Job -> Copy the rows word for word, from the first one through the line that contains "206, 392, 246]", both included.

Material for this exercise ->
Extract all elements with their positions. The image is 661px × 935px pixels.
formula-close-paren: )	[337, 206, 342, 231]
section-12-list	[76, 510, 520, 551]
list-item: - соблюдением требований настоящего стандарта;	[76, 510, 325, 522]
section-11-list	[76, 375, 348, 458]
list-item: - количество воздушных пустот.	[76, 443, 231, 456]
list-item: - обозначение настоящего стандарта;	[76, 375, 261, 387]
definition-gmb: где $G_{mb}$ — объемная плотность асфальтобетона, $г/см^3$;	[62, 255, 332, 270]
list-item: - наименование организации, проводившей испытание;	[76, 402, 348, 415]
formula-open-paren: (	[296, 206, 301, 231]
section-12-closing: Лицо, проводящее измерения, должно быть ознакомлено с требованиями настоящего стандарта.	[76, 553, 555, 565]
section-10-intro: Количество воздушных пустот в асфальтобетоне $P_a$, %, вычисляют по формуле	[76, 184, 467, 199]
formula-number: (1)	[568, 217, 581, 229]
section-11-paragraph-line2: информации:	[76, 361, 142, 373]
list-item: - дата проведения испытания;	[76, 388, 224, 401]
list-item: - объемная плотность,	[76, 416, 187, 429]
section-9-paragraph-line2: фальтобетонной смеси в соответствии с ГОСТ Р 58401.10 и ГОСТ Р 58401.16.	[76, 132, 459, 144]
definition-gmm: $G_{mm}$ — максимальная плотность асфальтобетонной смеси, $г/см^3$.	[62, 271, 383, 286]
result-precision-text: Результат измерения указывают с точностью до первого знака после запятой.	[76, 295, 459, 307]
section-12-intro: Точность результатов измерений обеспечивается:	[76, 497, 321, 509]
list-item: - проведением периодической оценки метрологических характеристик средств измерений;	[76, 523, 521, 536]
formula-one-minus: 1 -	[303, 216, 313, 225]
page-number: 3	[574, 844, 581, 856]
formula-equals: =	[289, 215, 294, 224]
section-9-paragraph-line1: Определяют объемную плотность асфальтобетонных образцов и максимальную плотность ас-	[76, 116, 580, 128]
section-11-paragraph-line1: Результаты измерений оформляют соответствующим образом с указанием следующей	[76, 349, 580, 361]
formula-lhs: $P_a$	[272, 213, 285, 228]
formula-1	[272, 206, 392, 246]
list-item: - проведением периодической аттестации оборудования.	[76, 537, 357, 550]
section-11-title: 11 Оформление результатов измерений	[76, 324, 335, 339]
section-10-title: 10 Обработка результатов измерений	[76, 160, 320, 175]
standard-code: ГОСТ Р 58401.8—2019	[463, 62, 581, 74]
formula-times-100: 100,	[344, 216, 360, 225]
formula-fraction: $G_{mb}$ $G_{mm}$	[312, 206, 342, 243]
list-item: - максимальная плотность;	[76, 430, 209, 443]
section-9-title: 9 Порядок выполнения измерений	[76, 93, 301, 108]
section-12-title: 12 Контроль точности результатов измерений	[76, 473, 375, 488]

Result ->
Extract all elements with their positions. The image is 661px × 935px pixels.
formula-close-paren: )	[337, 206, 342, 231]
section-12-list	[76, 510, 520, 551]
list-item: - соблюдением требований настоящего стандарта;	[76, 510, 325, 522]
section-11-list	[76, 375, 348, 458]
list-item: - количество воздушных пустот.	[76, 443, 231, 456]
list-item: - обозначение настоящего стандарта;	[76, 375, 261, 387]
definition-gmb: где $G_{mb}$ — объемная плотность асфальтобетона, $г/см^3$;	[62, 255, 332, 270]
list-item: - наименование организации, проводившей испытание;	[76, 402, 348, 415]
formula-open-paren: (	[296, 206, 301, 231]
section-12-closing: Лицо, проводящее измерения, должно быть ознакомлено с требованиями настоящего стандарта.	[76, 553, 555, 565]
section-10-intro: Количество воздушных пустот в асфальтобетоне $P_a$, %, вычисляют по формуле	[76, 184, 467, 199]
formula-number: (1)	[568, 217, 581, 229]
section-11-paragraph-line2: информации:	[76, 361, 142, 373]
list-item: - дата проведения испытания;	[76, 388, 224, 401]
list-item: - объемная плотность,	[76, 416, 187, 429]
section-9-paragraph-line2: фальтобетонной смеси в соответствии с ГОСТ Р 58401.10 и ГОСТ Р 58401.16.	[76, 132, 459, 144]
definition-gmm: $G_{mm}$ — максимальная плотность асфальтобетонной смеси, $г/см^3$.	[62, 271, 383, 286]
result-precision-text: Результат измерения указывают с точностью до первого знака после запятой.	[76, 295, 459, 307]
section-12-intro: Точность результатов измерений обеспечивается:	[76, 497, 321, 509]
list-item: - проведением периодической оценки метрологических характеристик средств измерений;	[76, 523, 521, 536]
formula-one-minus: 1 -	[303, 216, 313, 225]
page-number: 3	[574, 844, 581, 856]
formula-equals: =	[289, 215, 294, 224]
section-9-paragraph-line1: Определяют объемную плотность асфальтобетонных образцов и максимальную плотность ас-	[76, 116, 580, 128]
section-11-paragraph-line1: Результаты измерений оформляют соответствующим образом с указанием следующей	[76, 349, 580, 361]
formula-lhs: $P_a$	[272, 213, 285, 228]
formula-1	[272, 206, 392, 246]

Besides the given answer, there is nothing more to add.